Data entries
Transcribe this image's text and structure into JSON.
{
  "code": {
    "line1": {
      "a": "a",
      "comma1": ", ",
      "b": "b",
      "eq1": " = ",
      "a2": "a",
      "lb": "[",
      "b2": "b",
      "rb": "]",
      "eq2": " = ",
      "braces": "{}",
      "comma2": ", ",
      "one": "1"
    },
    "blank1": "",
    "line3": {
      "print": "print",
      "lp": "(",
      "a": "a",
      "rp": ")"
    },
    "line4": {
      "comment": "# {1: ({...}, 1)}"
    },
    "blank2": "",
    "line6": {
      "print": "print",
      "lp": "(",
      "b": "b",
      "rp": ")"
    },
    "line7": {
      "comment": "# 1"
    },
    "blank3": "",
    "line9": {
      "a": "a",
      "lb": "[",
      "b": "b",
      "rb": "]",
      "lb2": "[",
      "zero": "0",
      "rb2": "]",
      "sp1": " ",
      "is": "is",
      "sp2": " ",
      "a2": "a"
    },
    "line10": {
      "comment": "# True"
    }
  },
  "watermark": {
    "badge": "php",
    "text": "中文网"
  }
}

■ **Task description**
Copy out each line of the entries that holds "text".

■ **Output**
Transcribe this image's text and structure into JSON.
    "text": "中文网"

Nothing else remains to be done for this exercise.